■ **Short exercise**: Find the word "title" in the data. Return every line where it appears.
:::::
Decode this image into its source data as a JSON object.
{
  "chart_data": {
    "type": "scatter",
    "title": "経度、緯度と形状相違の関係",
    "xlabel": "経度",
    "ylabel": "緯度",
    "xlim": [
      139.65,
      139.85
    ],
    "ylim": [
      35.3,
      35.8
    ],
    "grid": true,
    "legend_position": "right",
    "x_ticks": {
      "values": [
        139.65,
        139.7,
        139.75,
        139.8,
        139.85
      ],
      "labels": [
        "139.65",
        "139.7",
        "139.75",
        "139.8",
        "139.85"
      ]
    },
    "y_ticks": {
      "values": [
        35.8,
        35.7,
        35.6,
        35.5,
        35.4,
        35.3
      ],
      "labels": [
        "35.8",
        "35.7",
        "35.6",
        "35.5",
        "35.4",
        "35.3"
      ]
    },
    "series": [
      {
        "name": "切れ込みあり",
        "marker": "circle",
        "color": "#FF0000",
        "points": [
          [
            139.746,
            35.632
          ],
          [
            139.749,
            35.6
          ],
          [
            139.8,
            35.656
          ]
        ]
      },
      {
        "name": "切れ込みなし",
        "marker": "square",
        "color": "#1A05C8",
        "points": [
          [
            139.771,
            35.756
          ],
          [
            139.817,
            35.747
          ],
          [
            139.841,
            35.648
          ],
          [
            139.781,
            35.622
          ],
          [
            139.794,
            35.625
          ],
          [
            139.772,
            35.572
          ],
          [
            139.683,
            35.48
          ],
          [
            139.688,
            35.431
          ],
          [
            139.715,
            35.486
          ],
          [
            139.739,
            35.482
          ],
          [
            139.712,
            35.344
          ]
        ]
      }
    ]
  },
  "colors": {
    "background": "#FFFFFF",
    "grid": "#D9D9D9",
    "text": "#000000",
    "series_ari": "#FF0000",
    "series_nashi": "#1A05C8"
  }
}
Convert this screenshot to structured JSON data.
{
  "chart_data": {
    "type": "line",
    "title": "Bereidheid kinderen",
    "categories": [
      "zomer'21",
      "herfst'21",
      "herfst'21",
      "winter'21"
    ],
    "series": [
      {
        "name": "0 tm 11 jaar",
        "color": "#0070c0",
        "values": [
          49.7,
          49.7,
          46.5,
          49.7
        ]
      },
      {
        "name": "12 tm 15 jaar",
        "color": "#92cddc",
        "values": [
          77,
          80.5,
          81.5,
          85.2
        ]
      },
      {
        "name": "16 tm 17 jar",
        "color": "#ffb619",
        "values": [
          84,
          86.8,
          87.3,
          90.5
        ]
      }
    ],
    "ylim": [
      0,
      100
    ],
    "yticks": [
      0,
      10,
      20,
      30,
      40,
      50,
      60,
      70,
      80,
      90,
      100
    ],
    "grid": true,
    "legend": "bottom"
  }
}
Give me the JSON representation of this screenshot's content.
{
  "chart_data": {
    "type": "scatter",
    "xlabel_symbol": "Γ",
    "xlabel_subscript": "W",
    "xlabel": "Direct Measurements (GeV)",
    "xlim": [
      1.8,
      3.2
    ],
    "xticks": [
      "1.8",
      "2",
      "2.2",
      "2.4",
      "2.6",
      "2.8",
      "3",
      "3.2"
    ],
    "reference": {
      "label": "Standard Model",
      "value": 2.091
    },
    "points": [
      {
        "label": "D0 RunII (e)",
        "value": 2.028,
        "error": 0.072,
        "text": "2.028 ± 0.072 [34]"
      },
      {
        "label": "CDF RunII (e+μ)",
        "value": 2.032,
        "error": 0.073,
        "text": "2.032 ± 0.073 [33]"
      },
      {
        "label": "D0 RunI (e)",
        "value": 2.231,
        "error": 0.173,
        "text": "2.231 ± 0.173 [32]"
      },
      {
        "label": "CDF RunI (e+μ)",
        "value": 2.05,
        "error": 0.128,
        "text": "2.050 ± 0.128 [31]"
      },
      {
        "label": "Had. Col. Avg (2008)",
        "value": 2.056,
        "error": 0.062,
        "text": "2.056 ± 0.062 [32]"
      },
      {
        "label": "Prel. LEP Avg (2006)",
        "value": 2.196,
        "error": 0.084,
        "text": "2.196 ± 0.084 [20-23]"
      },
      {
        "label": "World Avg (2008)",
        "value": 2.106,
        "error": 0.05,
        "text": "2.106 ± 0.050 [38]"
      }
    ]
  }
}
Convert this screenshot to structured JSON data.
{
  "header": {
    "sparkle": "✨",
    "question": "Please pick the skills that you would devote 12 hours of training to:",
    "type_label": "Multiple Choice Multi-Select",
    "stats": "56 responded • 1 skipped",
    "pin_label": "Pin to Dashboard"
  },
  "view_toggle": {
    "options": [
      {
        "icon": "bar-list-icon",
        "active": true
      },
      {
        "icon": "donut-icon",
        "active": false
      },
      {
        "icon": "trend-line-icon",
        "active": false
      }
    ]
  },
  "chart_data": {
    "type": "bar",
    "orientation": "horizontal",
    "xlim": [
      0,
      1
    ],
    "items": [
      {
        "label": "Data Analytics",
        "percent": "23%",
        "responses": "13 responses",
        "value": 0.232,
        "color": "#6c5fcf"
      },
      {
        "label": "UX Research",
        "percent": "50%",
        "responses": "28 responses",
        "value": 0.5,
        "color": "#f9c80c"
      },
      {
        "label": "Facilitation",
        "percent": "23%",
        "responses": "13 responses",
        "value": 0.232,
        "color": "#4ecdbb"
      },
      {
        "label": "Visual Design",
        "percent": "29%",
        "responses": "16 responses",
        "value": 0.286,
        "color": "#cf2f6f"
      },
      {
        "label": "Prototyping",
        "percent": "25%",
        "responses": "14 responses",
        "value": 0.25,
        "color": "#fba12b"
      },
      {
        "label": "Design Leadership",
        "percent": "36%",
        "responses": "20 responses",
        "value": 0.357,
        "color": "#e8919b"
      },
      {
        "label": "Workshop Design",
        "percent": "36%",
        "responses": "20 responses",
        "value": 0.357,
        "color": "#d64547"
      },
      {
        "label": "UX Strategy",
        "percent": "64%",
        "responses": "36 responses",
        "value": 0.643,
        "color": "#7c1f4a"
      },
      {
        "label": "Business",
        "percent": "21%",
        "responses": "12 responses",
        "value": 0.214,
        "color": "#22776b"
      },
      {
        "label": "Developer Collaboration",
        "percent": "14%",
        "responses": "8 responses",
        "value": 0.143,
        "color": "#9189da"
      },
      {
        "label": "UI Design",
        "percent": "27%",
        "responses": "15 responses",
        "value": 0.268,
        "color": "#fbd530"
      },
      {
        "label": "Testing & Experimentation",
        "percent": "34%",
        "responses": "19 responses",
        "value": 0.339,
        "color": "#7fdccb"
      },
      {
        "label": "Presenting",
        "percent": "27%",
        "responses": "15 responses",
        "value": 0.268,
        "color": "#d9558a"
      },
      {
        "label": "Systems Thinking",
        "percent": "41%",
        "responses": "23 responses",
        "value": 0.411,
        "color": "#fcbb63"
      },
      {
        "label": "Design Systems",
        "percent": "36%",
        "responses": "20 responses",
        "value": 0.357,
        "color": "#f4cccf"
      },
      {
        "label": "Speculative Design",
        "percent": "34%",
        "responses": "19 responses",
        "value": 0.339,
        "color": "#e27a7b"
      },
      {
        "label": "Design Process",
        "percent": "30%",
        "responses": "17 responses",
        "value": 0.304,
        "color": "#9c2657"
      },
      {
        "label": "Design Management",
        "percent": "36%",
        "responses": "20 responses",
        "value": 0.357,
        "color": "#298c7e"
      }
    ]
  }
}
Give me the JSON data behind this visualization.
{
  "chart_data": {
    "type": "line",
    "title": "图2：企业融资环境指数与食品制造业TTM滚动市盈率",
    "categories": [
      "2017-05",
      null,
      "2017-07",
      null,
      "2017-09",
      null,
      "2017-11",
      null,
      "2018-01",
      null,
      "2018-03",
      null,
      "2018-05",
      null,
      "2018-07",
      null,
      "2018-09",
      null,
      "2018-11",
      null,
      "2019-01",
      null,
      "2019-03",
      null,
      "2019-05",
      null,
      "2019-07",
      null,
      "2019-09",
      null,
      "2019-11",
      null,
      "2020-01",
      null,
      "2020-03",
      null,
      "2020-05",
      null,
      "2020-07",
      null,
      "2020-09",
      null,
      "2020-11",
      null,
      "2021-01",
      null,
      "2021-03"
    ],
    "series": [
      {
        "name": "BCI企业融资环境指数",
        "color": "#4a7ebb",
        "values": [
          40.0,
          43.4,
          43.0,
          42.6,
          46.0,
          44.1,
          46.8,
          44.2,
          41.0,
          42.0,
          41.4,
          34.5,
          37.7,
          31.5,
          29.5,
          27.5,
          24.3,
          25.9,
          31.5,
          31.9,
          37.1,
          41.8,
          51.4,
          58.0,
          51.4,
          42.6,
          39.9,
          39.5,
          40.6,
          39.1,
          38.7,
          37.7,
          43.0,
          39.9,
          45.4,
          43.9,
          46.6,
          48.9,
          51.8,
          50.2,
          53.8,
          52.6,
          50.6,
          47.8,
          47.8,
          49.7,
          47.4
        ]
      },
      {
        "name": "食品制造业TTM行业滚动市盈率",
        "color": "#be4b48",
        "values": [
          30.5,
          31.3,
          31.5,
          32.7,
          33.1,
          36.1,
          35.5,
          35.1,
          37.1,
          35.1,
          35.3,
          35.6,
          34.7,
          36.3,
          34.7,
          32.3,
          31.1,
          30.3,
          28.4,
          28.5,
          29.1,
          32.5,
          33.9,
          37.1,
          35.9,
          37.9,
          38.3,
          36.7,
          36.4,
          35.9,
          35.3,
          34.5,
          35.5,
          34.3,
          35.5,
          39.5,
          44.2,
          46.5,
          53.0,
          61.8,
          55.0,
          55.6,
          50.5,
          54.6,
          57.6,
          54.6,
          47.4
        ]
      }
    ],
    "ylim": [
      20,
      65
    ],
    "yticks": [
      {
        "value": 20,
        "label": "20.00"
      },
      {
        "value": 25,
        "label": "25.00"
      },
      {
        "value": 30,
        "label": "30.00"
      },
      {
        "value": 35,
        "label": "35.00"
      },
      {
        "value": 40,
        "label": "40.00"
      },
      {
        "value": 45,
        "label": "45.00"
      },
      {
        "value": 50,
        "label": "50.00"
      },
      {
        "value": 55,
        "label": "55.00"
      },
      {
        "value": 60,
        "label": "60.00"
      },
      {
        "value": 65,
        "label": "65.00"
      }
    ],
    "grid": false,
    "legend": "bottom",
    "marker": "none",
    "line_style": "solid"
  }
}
:::::
■ **Final result**:
    "title": "経度、緯度と形状相違の関係",
    "title": "Bereidheid kinderen",
    "title": "图2：企业融资环境指数与食品制造业TTM滚动市盈率",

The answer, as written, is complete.